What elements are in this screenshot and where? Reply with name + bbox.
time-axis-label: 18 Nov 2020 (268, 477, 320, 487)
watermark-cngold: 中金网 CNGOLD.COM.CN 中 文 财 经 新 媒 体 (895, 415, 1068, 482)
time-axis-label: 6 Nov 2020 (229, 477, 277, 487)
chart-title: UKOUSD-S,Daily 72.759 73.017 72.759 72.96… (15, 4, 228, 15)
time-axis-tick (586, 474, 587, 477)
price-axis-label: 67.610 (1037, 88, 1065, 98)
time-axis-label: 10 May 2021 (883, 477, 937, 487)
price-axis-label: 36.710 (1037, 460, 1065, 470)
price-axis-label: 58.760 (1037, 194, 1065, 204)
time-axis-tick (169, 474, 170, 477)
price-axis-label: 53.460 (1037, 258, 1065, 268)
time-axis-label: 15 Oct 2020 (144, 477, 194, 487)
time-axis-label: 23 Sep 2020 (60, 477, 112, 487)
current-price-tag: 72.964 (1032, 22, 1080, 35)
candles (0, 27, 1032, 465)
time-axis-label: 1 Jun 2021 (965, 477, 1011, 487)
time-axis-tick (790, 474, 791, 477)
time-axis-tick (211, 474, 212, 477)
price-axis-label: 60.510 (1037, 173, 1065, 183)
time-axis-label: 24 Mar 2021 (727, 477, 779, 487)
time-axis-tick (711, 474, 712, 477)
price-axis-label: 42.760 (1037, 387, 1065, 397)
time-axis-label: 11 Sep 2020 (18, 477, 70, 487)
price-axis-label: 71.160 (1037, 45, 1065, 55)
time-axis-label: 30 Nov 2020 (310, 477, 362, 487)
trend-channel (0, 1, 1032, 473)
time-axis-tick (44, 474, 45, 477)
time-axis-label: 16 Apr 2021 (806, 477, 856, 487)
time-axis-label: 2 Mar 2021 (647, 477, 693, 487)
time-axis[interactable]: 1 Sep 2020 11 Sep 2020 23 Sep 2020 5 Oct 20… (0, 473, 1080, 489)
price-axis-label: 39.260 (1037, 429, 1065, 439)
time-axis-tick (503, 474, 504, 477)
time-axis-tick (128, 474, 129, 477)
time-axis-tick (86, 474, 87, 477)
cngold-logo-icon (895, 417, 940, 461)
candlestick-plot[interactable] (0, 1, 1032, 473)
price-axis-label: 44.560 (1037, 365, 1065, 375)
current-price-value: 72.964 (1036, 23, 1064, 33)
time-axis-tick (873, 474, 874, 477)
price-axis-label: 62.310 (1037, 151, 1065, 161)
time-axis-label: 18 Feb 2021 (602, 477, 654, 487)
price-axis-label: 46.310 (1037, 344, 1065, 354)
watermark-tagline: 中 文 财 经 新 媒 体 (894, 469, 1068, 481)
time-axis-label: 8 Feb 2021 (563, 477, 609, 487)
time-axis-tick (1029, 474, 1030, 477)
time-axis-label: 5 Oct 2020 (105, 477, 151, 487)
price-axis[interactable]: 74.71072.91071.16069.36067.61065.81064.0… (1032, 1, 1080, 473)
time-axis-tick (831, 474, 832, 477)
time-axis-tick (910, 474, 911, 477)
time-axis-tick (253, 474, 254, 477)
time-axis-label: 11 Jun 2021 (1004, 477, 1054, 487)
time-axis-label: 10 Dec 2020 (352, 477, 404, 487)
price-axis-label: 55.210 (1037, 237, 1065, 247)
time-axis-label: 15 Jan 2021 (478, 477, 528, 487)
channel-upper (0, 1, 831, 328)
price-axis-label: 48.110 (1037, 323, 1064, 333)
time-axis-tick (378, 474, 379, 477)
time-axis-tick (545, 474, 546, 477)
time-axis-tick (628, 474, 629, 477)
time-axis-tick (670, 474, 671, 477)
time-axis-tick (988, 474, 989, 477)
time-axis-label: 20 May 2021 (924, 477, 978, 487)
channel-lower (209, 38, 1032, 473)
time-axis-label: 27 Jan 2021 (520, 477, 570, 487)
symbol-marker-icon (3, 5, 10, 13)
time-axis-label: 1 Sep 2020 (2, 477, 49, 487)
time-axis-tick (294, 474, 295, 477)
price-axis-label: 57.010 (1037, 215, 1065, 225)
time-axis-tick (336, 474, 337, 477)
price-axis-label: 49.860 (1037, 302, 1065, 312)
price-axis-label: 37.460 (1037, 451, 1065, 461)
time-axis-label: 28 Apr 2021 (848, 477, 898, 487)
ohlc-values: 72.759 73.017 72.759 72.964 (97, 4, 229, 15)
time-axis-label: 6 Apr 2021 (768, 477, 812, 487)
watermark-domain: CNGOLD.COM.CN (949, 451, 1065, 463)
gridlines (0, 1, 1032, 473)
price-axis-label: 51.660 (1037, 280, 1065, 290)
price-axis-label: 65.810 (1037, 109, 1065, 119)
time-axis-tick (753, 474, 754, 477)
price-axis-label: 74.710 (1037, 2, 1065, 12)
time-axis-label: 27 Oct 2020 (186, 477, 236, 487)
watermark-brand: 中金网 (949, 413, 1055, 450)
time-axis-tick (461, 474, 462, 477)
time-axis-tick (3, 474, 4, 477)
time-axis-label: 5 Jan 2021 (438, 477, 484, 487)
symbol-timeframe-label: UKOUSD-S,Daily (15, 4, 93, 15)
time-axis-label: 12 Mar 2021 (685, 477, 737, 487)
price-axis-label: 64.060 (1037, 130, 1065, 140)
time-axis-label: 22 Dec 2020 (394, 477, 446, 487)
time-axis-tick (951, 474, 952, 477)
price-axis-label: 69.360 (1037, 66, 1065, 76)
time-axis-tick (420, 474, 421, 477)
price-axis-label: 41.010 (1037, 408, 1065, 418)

What you need to do ▸ Replace every "time-axis-label" with "date-label" throughout the items above and give them again with nothing else changed.

Task response ▸
What elements are in this screenshot and where? Reply with name + bbox.
date-label: 18 Nov 2020 (268, 477, 320, 487)
watermark-cngold: 中金网 CNGOLD.COM.CN 中 文 财 经 新 媒 体 (895, 415, 1068, 482)
date-label: 6 Nov 2020 (229, 477, 277, 487)
chart-title: UKOUSD-S,Daily 72.759 73.017 72.759 72.96… (15, 4, 228, 15)
time-axis-tick (586, 474, 587, 477)
price-axis-label: 67.610 (1037, 88, 1065, 98)
date-label: 10 May 2021 (883, 477, 937, 487)
price-axis-label: 36.710 (1037, 460, 1065, 470)
price-axis-label: 58.760 (1037, 194, 1065, 204)
time-axis-tick (169, 474, 170, 477)
price-axis-label: 53.460 (1037, 258, 1065, 268)
date-label: 15 Oct 2020 (144, 477, 194, 487)
date-label: 23 Sep 2020 (60, 477, 112, 487)
current-price-tag: 72.964 (1032, 22, 1080, 35)
candles (0, 27, 1032, 465)
date-label: 1 Jun 2021 (965, 477, 1011, 487)
time-axis-tick (790, 474, 791, 477)
time-axis-tick (211, 474, 212, 477)
price-axis-label: 60.510 (1037, 173, 1065, 183)
date-label: 24 Mar 2021 (727, 477, 779, 487)
time-axis-tick (711, 474, 712, 477)
price-axis-label: 42.760 (1037, 387, 1065, 397)
date-label: 11 Sep 2020 (18, 477, 70, 487)
price-axis-label: 71.160 (1037, 45, 1065, 55)
date-label: 30 Nov 2020 (310, 477, 362, 487)
trend-channel (0, 1, 1032, 473)
time-axis-tick (44, 474, 45, 477)
date-label: 16 Apr 2021 (806, 477, 856, 487)
date-label: 2 Mar 2021 (647, 477, 693, 487)
time-axis[interactable]: 1 Sep 2020 11 Sep 2020 23 Sep 2020 5 Oct 20… (0, 473, 1080, 489)
price-axis-label: 39.260 (1037, 429, 1065, 439)
time-axis-tick (503, 474, 504, 477)
time-axis-tick (128, 474, 129, 477)
time-axis-tick (86, 474, 87, 477)
cngold-logo-icon (895, 417, 940, 461)
candlestick-plot[interactable] (0, 1, 1032, 473)
price-axis-label: 44.560 (1037, 365, 1065, 375)
current-price-value: 72.964 (1036, 23, 1064, 33)
time-axis-tick (873, 474, 874, 477)
price-axis-label: 62.310 (1037, 151, 1065, 161)
date-label: 18 Feb 2021 (602, 477, 654, 487)
price-axis-label: 46.310 (1037, 344, 1065, 354)
watermark-tagline: 中 文 财 经 新 媒 体 (894, 469, 1068, 481)
date-label: 8 Feb 2021 (563, 477, 609, 487)
time-axis-tick (1029, 474, 1030, 477)
date-label: 5 Oct 2020 (105, 477, 151, 487)
price-axis[interactable]: 74.71072.91071.16069.36067.61065.81064.0… (1032, 1, 1080, 473)
time-axis-tick (831, 474, 832, 477)
time-axis-tick (910, 474, 911, 477)
time-axis-tick (253, 474, 254, 477)
date-label: 11 Jun 2021 (1004, 477, 1054, 487)
date-label: 10 Dec 2020 (352, 477, 404, 487)
price-axis-label: 55.210 (1037, 237, 1065, 247)
date-label: 15 Jan 2021 (478, 477, 528, 487)
channel-upper (0, 1, 831, 328)
price-axis-label: 48.110 (1037, 323, 1064, 333)
time-axis-tick (378, 474, 379, 477)
time-axis-tick (545, 474, 546, 477)
time-axis-tick (628, 474, 629, 477)
time-axis-tick (670, 474, 671, 477)
time-axis-tick (988, 474, 989, 477)
date-label: 20 May 2021 (924, 477, 978, 487)
channel-lower (209, 38, 1032, 473)
date-label: 27 Jan 2021 (520, 477, 570, 487)
symbol-marker-icon (3, 5, 10, 13)
date-label: 1 Sep 2020 (2, 477, 49, 487)
time-axis-tick (294, 474, 295, 477)
price-axis-label: 57.010 (1037, 215, 1065, 225)
time-axis-tick (336, 474, 337, 477)
price-axis-label: 49.860 (1037, 302, 1065, 312)
price-axis-label: 37.460 (1037, 451, 1065, 461)
date-label: 28 Apr 2021 (848, 477, 898, 487)
ohlc-values: 72.759 73.017 72.759 72.964 (97, 4, 229, 15)
date-label: 6 Apr 2021 (768, 477, 812, 487)
watermark-domain: CNGOLD.COM.CN (949, 451, 1065, 463)
gridlines (0, 1, 1032, 473)
price-axis-label: 51.660 (1037, 280, 1065, 290)
price-axis-label: 65.810 (1037, 109, 1065, 119)
time-axis-tick (753, 474, 754, 477)
price-axis-label: 74.710 (1037, 2, 1065, 12)
date-label: 27 Oct 2020 (186, 477, 236, 487)
watermark-brand: 中金网 (949, 413, 1055, 450)
time-axis-tick (461, 474, 462, 477)
time-axis-tick (3, 474, 4, 477)
date-label: 5 Jan 2021 (438, 477, 484, 487)
symbol-timeframe-label: UKOUSD-S,Daily (15, 4, 93, 15)
date-label: 12 Mar 2021 (685, 477, 737, 487)
price-axis-label: 64.060 (1037, 130, 1065, 140)
date-label: 22 Dec 2020 (394, 477, 446, 487)
time-axis-tick (951, 474, 952, 477)
price-axis-label: 69.360 (1037, 66, 1065, 76)
time-axis-tick (420, 474, 421, 477)
price-axis-label: 41.010 (1037, 408, 1065, 418)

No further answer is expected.